[Begin DATA TO PROCESS]

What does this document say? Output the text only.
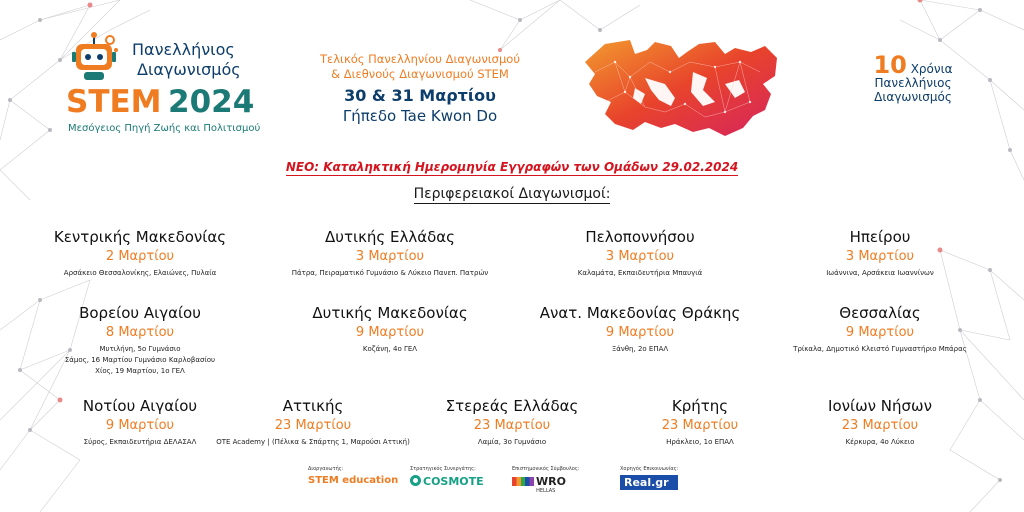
Πανελλήνιος
Διαγωνισμός
STEM 2024
Μεσόγειος Πηγή Ζωής και Πολιτισμού
Τελικός Πανελληνίου Διαγωνισμού
& Διεθνούς Διαγωνισμού STEM
30 & 31 Μαρτίου
Γήπεδο Tae Kwon Do
10 Χρόνια
Πανελλήνιος
Διαγωνισμός
ΝΕΟ: Καταληκτική Ημερομηνία Εγγραφών των Ομάδων 29.02.2024
Περιφερειακοί Διαγωνισμοί:
Κεντρικής Μακεδονίας
2 Μαρτίου
Αρσάκειο Θεσσαλονίκης, Ελαιώνες, Πυλαία
Δυτικής Ελλάδας
3 Μαρτίου
Πάτρα, Πειραματικό Γυμνάσιο & Λύκειο Πανεπ. Πατρών
Πελοποννήσου
3 Μαρτίου
Καλαμάτα, Εκπαιδευτήρια Μπαυγιά
Ηπείρου
3 Μαρτίου
Ιωάννινα, Αρσάκεια Ιωαννίνων
Βορείου Αιγαίου
8 Μαρτίου
Μυτιλήνη, 5ο Γυμνάσιο
Σάμος, 16 Μαρτίου Γυμνάσιο Καρλοβασίου
Χίος, 19 Μαρτίου, 1ο ΓΕΛ
Δυτικής Μακεδονίας
9 Μαρτίου
Κοζάνη, 4ο ΓΕΛ
Ανατ. Μακεδονίας Θράκης
9 Μαρτίου
Ξάνθη, 2ο ΕΠΑΛ
Θεσσαλίας
9 Μαρτίου
Τρίκαλα, Δημοτικό Κλειστό Γυμναστήριο Μπάρας
Νοτίου Αιγαίου
9 Μαρτίου
Σύρος, Εκπαιδευτήρια ΔΕΛΑΣΑΛ
Αττικής
23 Μαρτίου
OTE Academy | (Πέλικα & Σπάρτης 1, Μαρούσι Αττική)
Στερεάς Ελλάδας
23 Μαρτίου
Λαμία, 3ο Γυμνάσιο
Κρήτης
23 Μαρτίου
Ηράκλειο, 1ο ΕΠΑΛ
Ιονίων Νήσων
23 Μαρτίου
Κέρκυρα, 4ο Λύκειο
Διοργανωτής:
STEM education
Στρατηγικός Συνεργάτης:
COSMOTE
Επιστημονικός Σύμβουλος:
WRO
HELLAS
Χορηγός Επικοινωνίας:
Real.gr
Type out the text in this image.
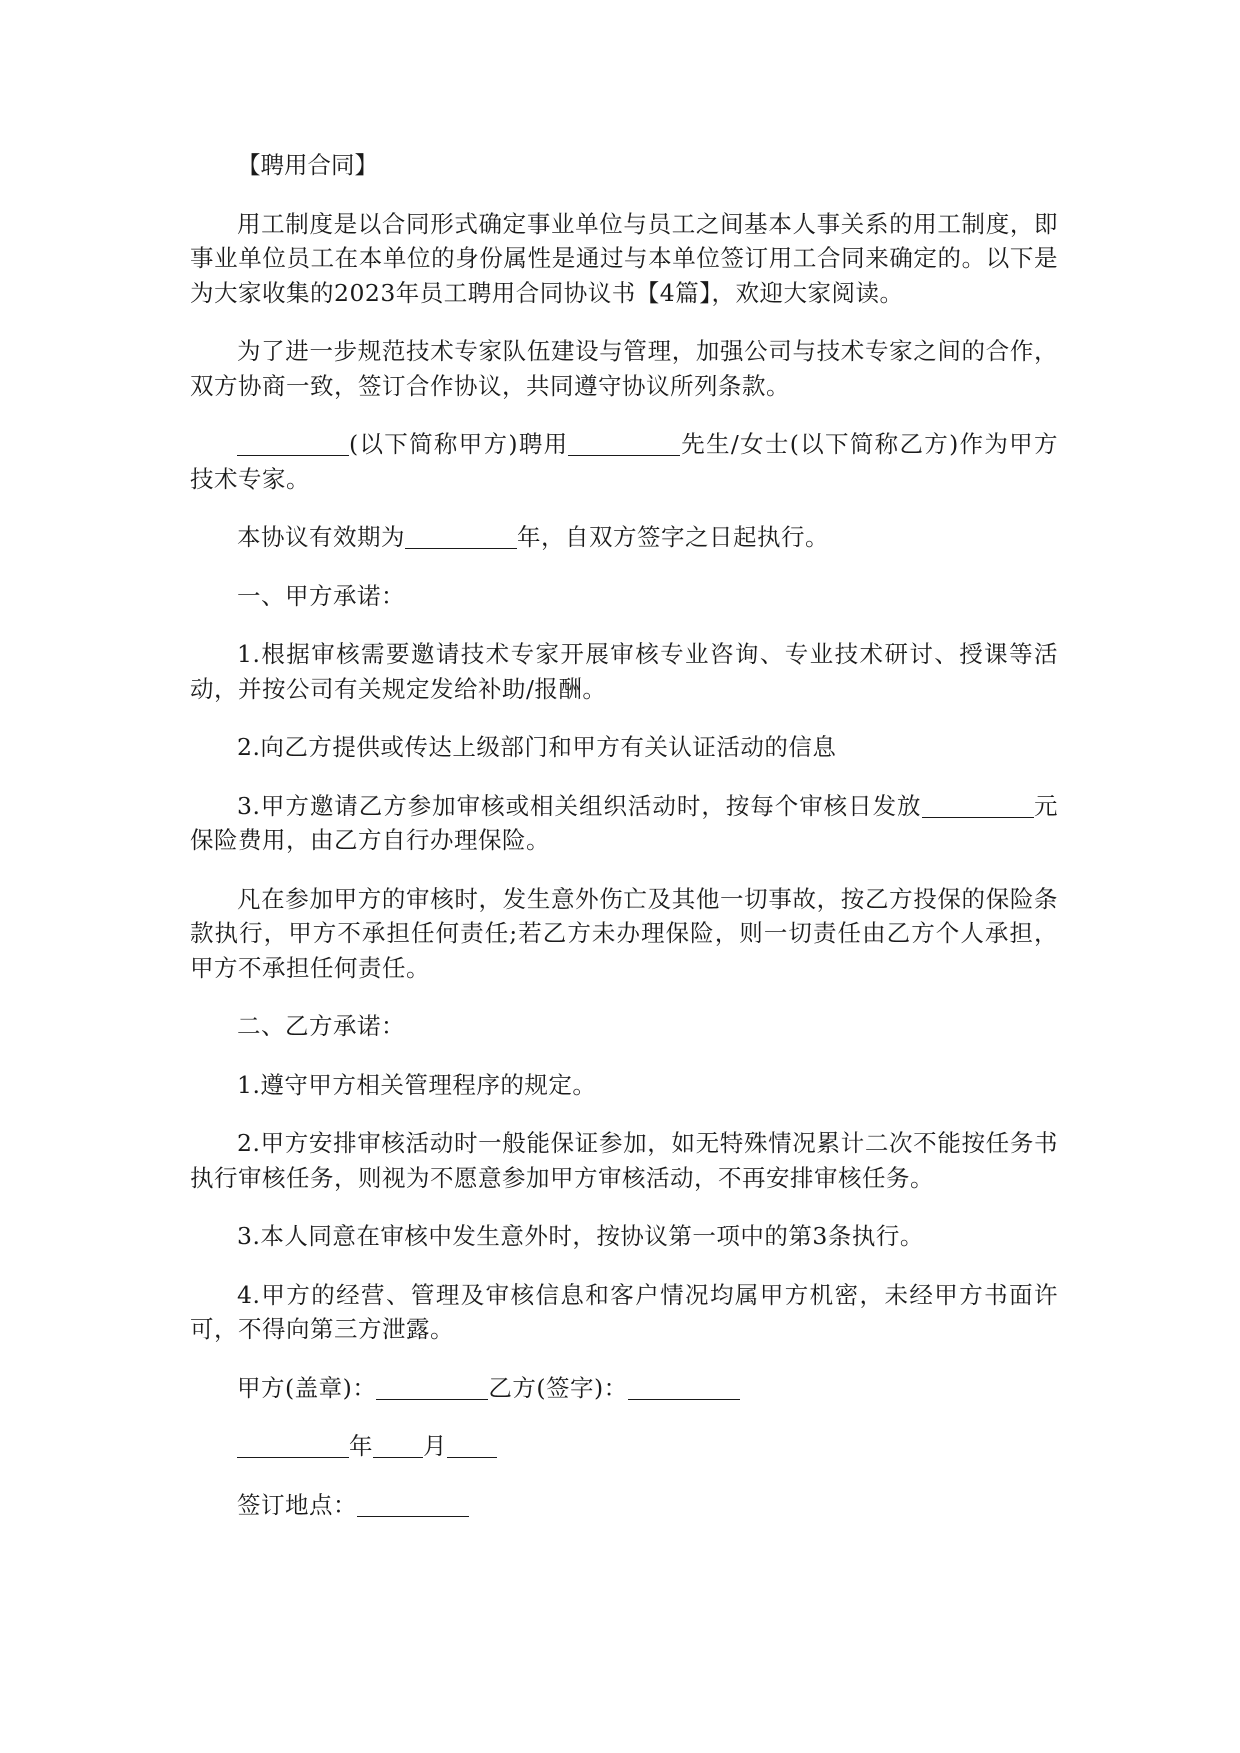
【聘用合同】

用工制度是以合同形式确定事业单位与员工之间基本人事关系的用工制度，即事业单位员工在本单位的身份属性是通过与本单位签订用工合同来确定的。以下是为大家收集的2023年员工聘用合同协议书【4篇】，欢迎大家阅读。

为了进一步规范技术专家队伍建设与管理，加强公司与技术专家之间的合作，双方协商一致，签订合作协议，共同遵守协议所列条款。

(以下简称甲方)聘用	先生/女士(以下简称乙方)作为甲方技术专家。

本协议有效期为	年，自双方签字之日起执行。

一、甲方承诺：

1.根据审核需要邀请技术专家开展审核专业咨询、专业技术研讨、授课等活动，并按公司有关规定发给补助/报酬。

2.向乙方提供或传达上级部门和甲方有关认证活动的信息

3.甲方邀请乙方参加审核或相关组织活动时，按每个审核日发放	元保险费用，由乙方自行办理保险。

凡在参加甲方的审核时，发生意外伤亡及其他一切事故，按乙方投保的保险条款执行，甲方不承担任何责任;若乙方未办理保险，则一切责任由乙方个人承担，甲方不承担任何责任。

二、乙方承诺：

1.遵守甲方相关管理程序的规定。

2.甲方安排审核活动时一般能保证参加，如无特殊情况累计二次不能按任务书执行审核任务，则视为不愿意参加甲方审核活动，不再安排审核任务。

3.本人同意在审核中发生意外时，按协议第一项中的第3条执行。

4.甲方的经营、管理及审核信息和客户情况均属甲方机密，未经甲方书面许可，不得向第三方泄露。

甲方(盖章)：	乙方(签字)：

年 月

签订地点：
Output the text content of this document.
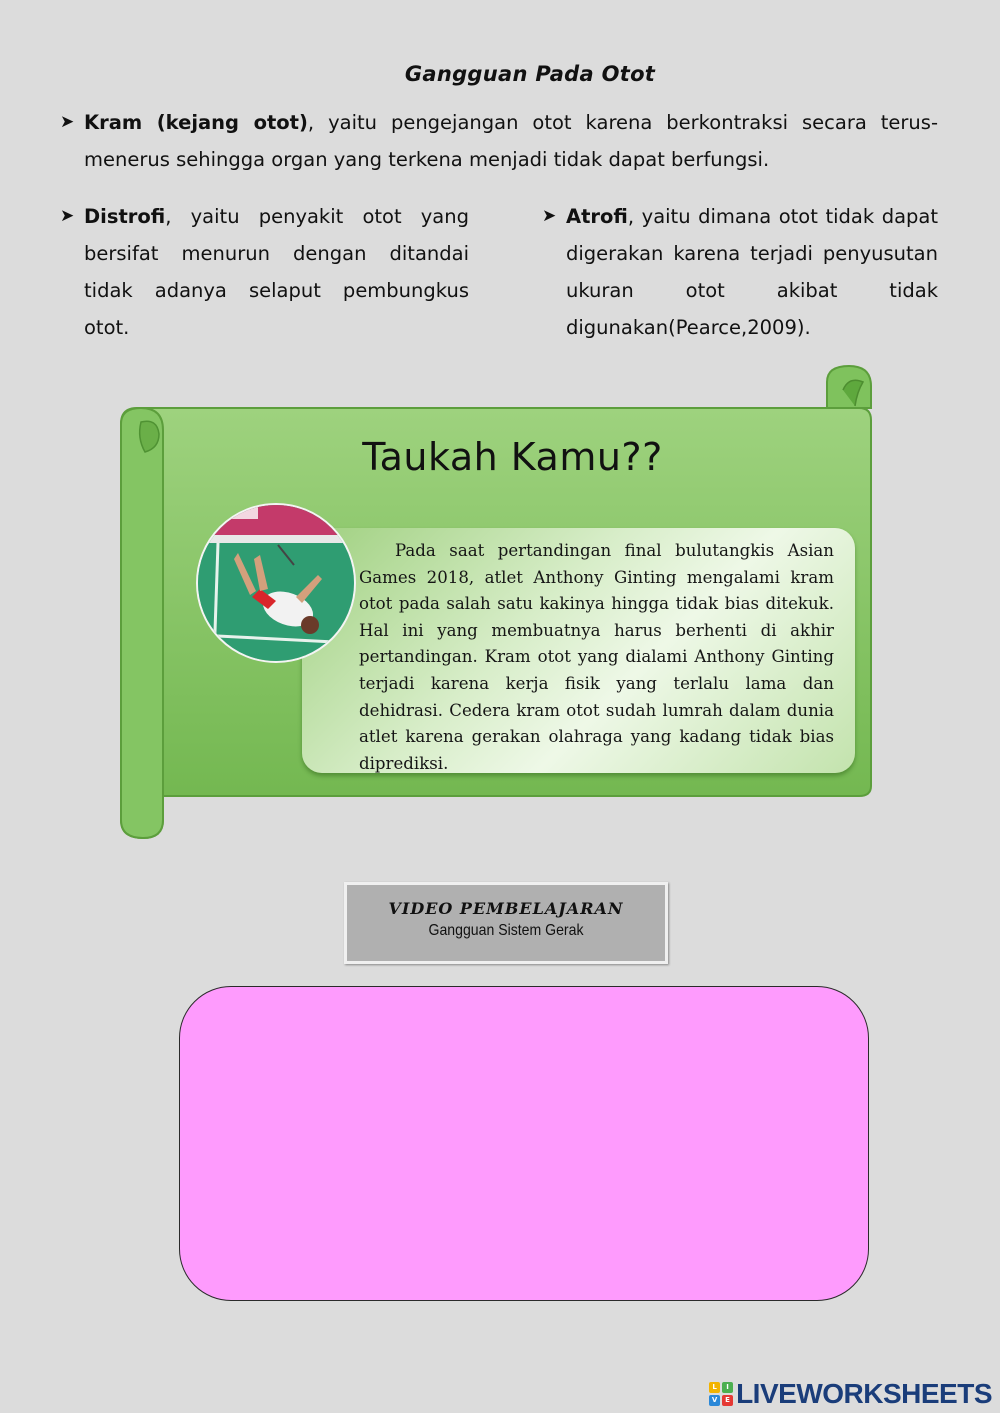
Gangguan Pada Otot
➤ Kram (kejang otot), yaitu pengejangan otot karena berkontraksi secara terus-menerus sehingga organ yang terkena menjadi tidak dapat berfungsi.
➤ Distrofi, yaitu penyakit otot yang bersifat menurun dengan ditandai tidak adanya selaput pembungkus otot.
➤ Atrofi, yaitu dimana otot tidak dapat digerakan karena terjadi penyusutan ukuran otot akibat tidak digunakan(Pearce,2009).
Taukah Kamu??

Pada saat pertandingan final bulutangkis Asian Games 2018, atlet Anthony Ginting mengalami kram otot pada salah satu kakinya hingga tidak bias ditekuk. Hal ini yang membuatnya harus berhenti di akhir pertandingan. Kram otot yang dialami Anthony Ginting terjadi karena kerja fisik yang terlalu lama dan dehidrasi. Cedera kram otot sudah lumrah dalam dunia atlet karena gerakan olahraga yang kadang tidak bias diprediksi.

VIDEO PEMBELAJARAN
Gangguan Sistem Gerak
L	I
V	E LIVEWORKSHEETS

[End DATA TO PROCESS]

BRIEF | Above are records; say how many of their lines contain the word "dapat", giving only the number.

REPLY | 2